(Stored data)
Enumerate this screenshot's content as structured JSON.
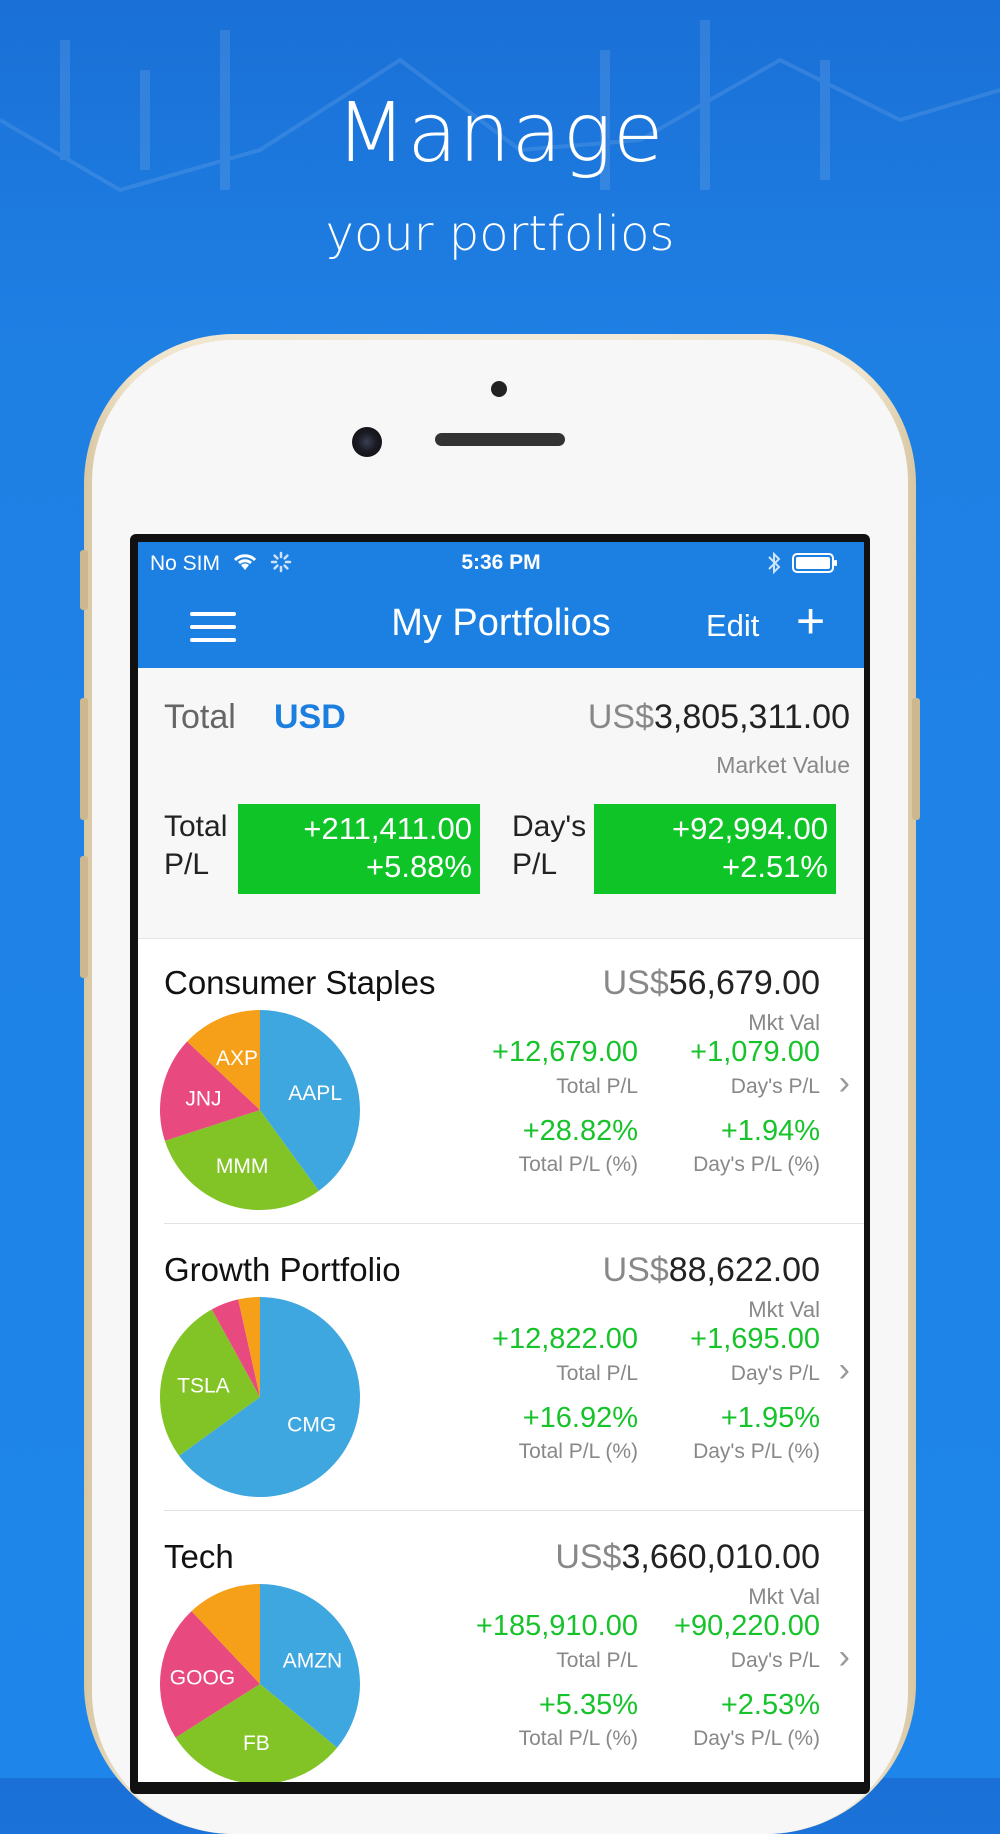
{
  "headline": {
    "title": "Manage",
    "subtitle": "your portfolios"
  },
  "status_bar": {
    "carrier": "No SIM",
    "time": "5:36 PM"
  },
  "nav": {
    "title": "My Portfolios",
    "edit_label": "Edit",
    "add_label": "+"
  },
  "summary": {
    "total_label": "Total",
    "currency": "USD",
    "value_prefix": "US$",
    "value": "3,805,311.00",
    "market_value_label": "Market Value",
    "total_pl_label_1": "Total",
    "total_pl_label_2": "P/L",
    "total_pl_value": "+211,411.00",
    "total_pl_pct": "+5.88%",
    "days_pl_label_1": "Day's",
    "days_pl_label_2": "P/L",
    "days_pl_value": "+92,994.00",
    "days_pl_pct": "+2.51%",
    "positive_color": "#0fc426"
  },
  "portfolios": [
    {
      "name": "Consumer Staples",
      "value_prefix": "US$",
      "value": "56,679.00",
      "mkt_label": "Mkt Val",
      "total_pl": "+12,679.00",
      "total_pl_label": "Total P/L",
      "days_pl": "+1,079.00",
      "days_pl_label": "Day's P/L",
      "total_pl_pct": "+28.82%",
      "total_pl_pct_label": "Total P/L (%)",
      "days_pl_pct": "+1.94%",
      "days_pl_pct_label": "Day's P/L (%)",
      "holdings": [
        {
          "ticker": "AAPL",
          "share": 0.4,
          "color": "#3fa7e0"
        },
        {
          "ticker": "MMM",
          "share": 0.3,
          "color": "#82c325"
        },
        {
          "ticker": "JNJ",
          "share": 0.17,
          "color": "#e84a7f"
        },
        {
          "ticker": "AXP",
          "share": 0.13,
          "color": "#f6a01a"
        }
      ]
    },
    {
      "name": "Growth Portfolio",
      "value_prefix": "US$",
      "value": "88,622.00",
      "mkt_label": "Mkt Val",
      "total_pl": "+12,822.00",
      "total_pl_label": "Total P/L",
      "days_pl": "+1,695.00",
      "days_pl_label": "Day's P/L",
      "total_pl_pct": "+16.92%",
      "total_pl_pct_label": "Total P/L (%)",
      "days_pl_pct": "+1.95%",
      "days_pl_pct_label": "Day's P/L (%)",
      "holdings": [
        {
          "ticker": "CMG",
          "share": 0.65,
          "color": "#3fa7e0"
        },
        {
          "ticker": "TSLA",
          "share": 0.27,
          "color": "#82c325"
        },
        {
          "ticker": "",
          "share": 0.045,
          "color": "#e84a7f"
        },
        {
          "ticker": "",
          "share": 0.035,
          "color": "#f6a01a"
        }
      ]
    },
    {
      "name": "Tech",
      "value_prefix": "US$",
      "value": "3,660,010.00",
      "mkt_label": "Mkt Val",
      "total_pl": "+185,910.00",
      "total_pl_label": "Total P/L",
      "days_pl": "+90,220.00",
      "days_pl_label": "Day's P/L",
      "total_pl_pct": "+5.35%",
      "total_pl_pct_label": "Total P/L (%)",
      "days_pl_pct": "+2.53%",
      "days_pl_pct_label": "Day's P/L (%)",
      "holdings": [
        {
          "ticker": "AMZN",
          "share": 0.36,
          "color": "#3fa7e0"
        },
        {
          "ticker": "FB",
          "share": 0.3,
          "color": "#82c325"
        },
        {
          "ticker": "GOOG",
          "share": 0.22,
          "color": "#e84a7f"
        },
        {
          "ticker": "",
          "share": 0.12,
          "color": "#f6a01a"
        }
      ]
    }
  ]
}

** EXERCISE PROMPT **
All entries are to be retyped exactly. Omit any embedded images.

** FULL SOLUTION **
Enumerate this screenshot's content as structured JSON.
{
  "headline": {
    "title": "Manage",
    "subtitle": "your portfolios"
  },
  "status_bar": {
    "carrier": "No SIM",
    "time": "5:36 PM"
  },
  "nav": {
    "title": "My Portfolios",
    "edit_label": "Edit",
    "add_label": "+"
  },
  "summary": {
    "total_label": "Total",
    "currency": "USD",
    "value_prefix": "US$",
    "value": "3,805,311.00",
    "market_value_label": "Market Value",
    "total_pl_label_1": "Total",
    "total_pl_label_2": "P/L",
    "total_pl_value": "+211,411.00",
    "total_pl_pct": "+5.88%",
    "days_pl_label_1": "Day's",
    "days_pl_label_2": "P/L",
    "days_pl_value": "+92,994.00",
    "days_pl_pct": "+2.51%",
    "positive_color": "#0fc426"
  },
  "portfolios": [
    {
      "name": "Consumer Staples",
      "value_prefix": "US$",
      "value": "56,679.00",
      "mkt_label": "Mkt Val",
      "total_pl": "+12,679.00",
      "total_pl_label": "Total P/L",
      "days_pl": "+1,079.00",
      "days_pl_label": "Day's P/L",
      "total_pl_pct": "+28.82%",
      "total_pl_pct_label": "Total P/L (%)",
      "days_pl_pct": "+1.94%",
      "days_pl_pct_label": "Day's P/L (%)",
      "holdings": [
        {
          "ticker": "AAPL",
          "share": 0.4,
          "color": "#3fa7e0"
        },
        {
          "ticker": "MMM",
          "share": 0.3,
          "color": "#82c325"
        },
        {
          "ticker": "JNJ",
          "share": 0.17,
          "color": "#e84a7f"
        },
        {
          "ticker": "AXP",
          "share": 0.13,
          "color": "#f6a01a"
        }
      ]
    },
    {
      "name": "Growth Portfolio",
      "value_prefix": "US$",
      "value": "88,622.00",
      "mkt_label": "Mkt Val",
      "total_pl": "+12,822.00",
      "total_pl_label": "Total P/L",
      "days_pl": "+1,695.00",
      "days_pl_label": "Day's P/L",
      "total_pl_pct": "+16.92%",
      "total_pl_pct_label": "Total P/L (%)",
      "days_pl_pct": "+1.95%",
      "days_pl_pct_label": "Day's P/L (%)",
      "holdings": [
        {
          "ticker": "CMG",
          "share": 0.65,
          "color": "#3fa7e0"
        },
        {
          "ticker": "TSLA",
          "share": 0.27,
          "color": "#82c325"
        },
        {
          "ticker": "",
          "share": 0.045,
          "color": "#e84a7f"
        },
        {
          "ticker": "",
          "share": 0.035,
          "color": "#f6a01a"
        }
      ]
    },
    {
      "name": "Tech",
      "value_prefix": "US$",
      "value": "3,660,010.00",
      "mkt_label": "Mkt Val",
      "total_pl": "+185,910.00",
      "total_pl_label": "Total P/L",
      "days_pl": "+90,220.00",
      "days_pl_label": "Day's P/L",
      "total_pl_pct": "+5.35%",
      "total_pl_pct_label": "Total P/L (%)",
      "days_pl_pct": "+2.53%",
      "days_pl_pct_label": "Day's P/L (%)",
      "holdings": [
        {
          "ticker": "AMZN",
          "share": 0.36,
          "color": "#3fa7e0"
        },
        {
          "ticker": "FB",
          "share": 0.3,
          "color": "#82c325"
        },
        {
          "ticker": "GOOG",
          "share": 0.22,
          "color": "#e84a7f"
        },
        {
          "ticker": "",
          "share": 0.12,
          "color": "#f6a01a"
        }
      ]
    }
  ]
}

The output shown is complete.